**GIVEN INFORMATION:**

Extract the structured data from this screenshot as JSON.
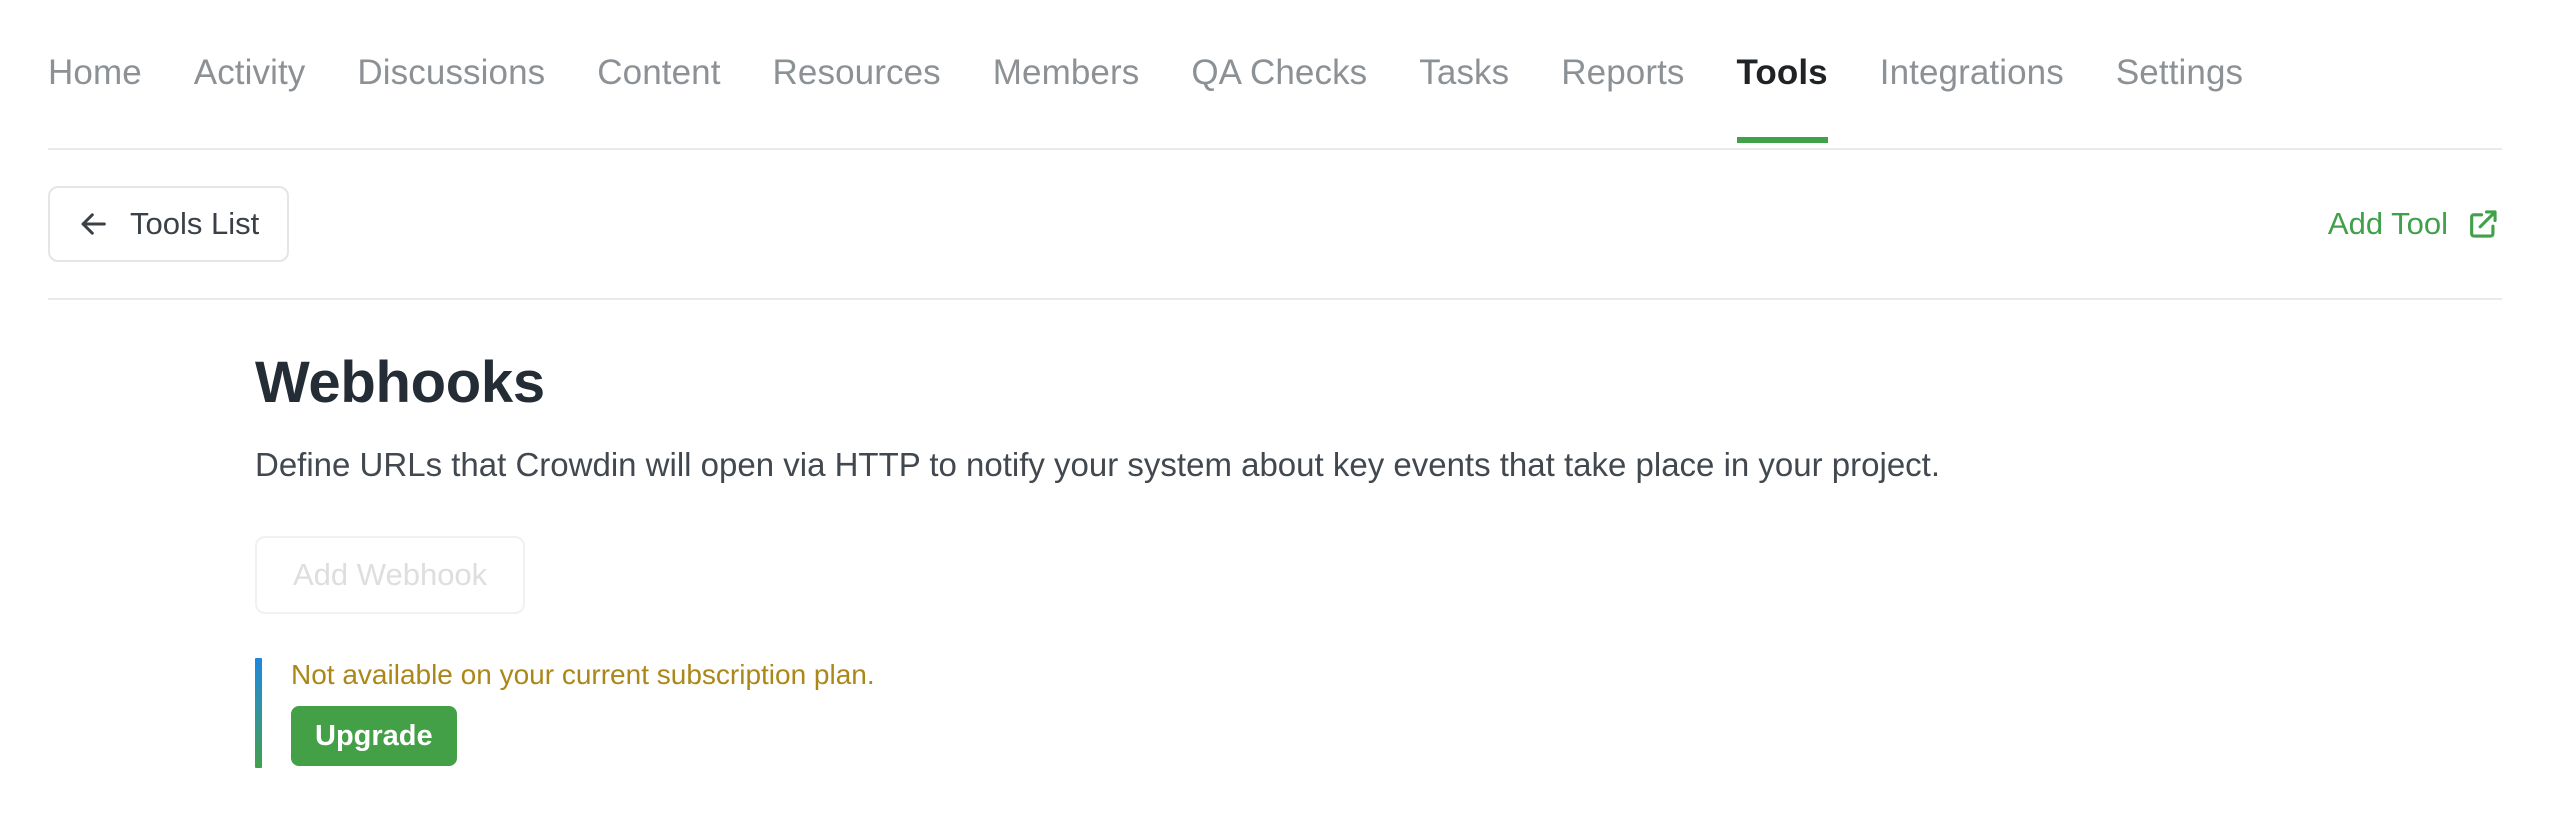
{
  "nav": {
    "tabs": [
      {
        "label": "Home",
        "active": false
      },
      {
        "label": "Activity",
        "active": false
      },
      {
        "label": "Discussions",
        "active": false
      },
      {
        "label": "Content",
        "active": false
      },
      {
        "label": "Resources",
        "active": false
      },
      {
        "label": "Members",
        "active": false
      },
      {
        "label": "QA Checks",
        "active": false
      },
      {
        "label": "Tasks",
        "active": false
      },
      {
        "label": "Reports",
        "active": false
      },
      {
        "label": "Tools",
        "active": true
      },
      {
        "label": "Integrations",
        "active": false
      },
      {
        "label": "Settings",
        "active": false
      }
    ],
    "active_tab": "Tools",
    "active_underline_color": "#41a04a",
    "inactive_color": "#8c9196",
    "active_color": "#1f2326"
  },
  "subbar": {
    "back_button": {
      "label": "Tools List",
      "icon": "arrow-left-icon"
    },
    "add_tool": {
      "label": "Add Tool",
      "icon": "external-link-icon",
      "color": "#41a04a"
    }
  },
  "main": {
    "title": "Webhooks",
    "description": "Define URLs that Crowdin will open via HTTP to notify your system about key events that take place in your project.",
    "add_webhook_button": {
      "label": "Add Webhook",
      "disabled": true,
      "text_color": "#dcdee0"
    },
    "notice": {
      "message": "Not available on your current subscription plan.",
      "message_color": "#ab8719",
      "accent_gradient_from": "#1e87dd",
      "accent_gradient_to": "#41a04a",
      "upgrade_button": {
        "label": "Upgrade",
        "background": "#43a047",
        "text_color": "#ffffff"
      }
    }
  }
}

**YOUR OBJECTIVE:** Do not copy the pictures, but repeat every line exactly.

**RESPONSE BELOW:**
Extract the structured data from this screenshot as JSON.
{
  "nav": {
    "tabs": [
      {
        "label": "Home",
        "active": false
      },
      {
        "label": "Activity",
        "active": false
      },
      {
        "label": "Discussions",
        "active": false
      },
      {
        "label": "Content",
        "active": false
      },
      {
        "label": "Resources",
        "active": false
      },
      {
        "label": "Members",
        "active": false
      },
      {
        "label": "QA Checks",
        "active": false
      },
      {
        "label": "Tasks",
        "active": false
      },
      {
        "label": "Reports",
        "active": false
      },
      {
        "label": "Tools",
        "active": true
      },
      {
        "label": "Integrations",
        "active": false
      },
      {
        "label": "Settings",
        "active": false
      }
    ],
    "active_tab": "Tools",
    "active_underline_color": "#41a04a",
    "inactive_color": "#8c9196",
    "active_color": "#1f2326"
  },
  "subbar": {
    "back_button": {
      "label": "Tools List",
      "icon": "arrow-left-icon"
    },
    "add_tool": {
      "label": "Add Tool",
      "icon": "external-link-icon",
      "color": "#41a04a"
    }
  },
  "main": {
    "title": "Webhooks",
    "description": "Define URLs that Crowdin will open via HTTP to notify your system about key events that take place in your project.",
    "add_webhook_button": {
      "label": "Add Webhook",
      "disabled": true,
      "text_color": "#dcdee0"
    },
    "notice": {
      "message": "Not available on your current subscription plan.",
      "message_color": "#ab8719",
      "accent_gradient_from": "#1e87dd",
      "accent_gradient_to": "#41a04a",
      "upgrade_button": {
        "label": "Upgrade",
        "background": "#43a047",
        "text_color": "#ffffff"
      }
    }
  }
}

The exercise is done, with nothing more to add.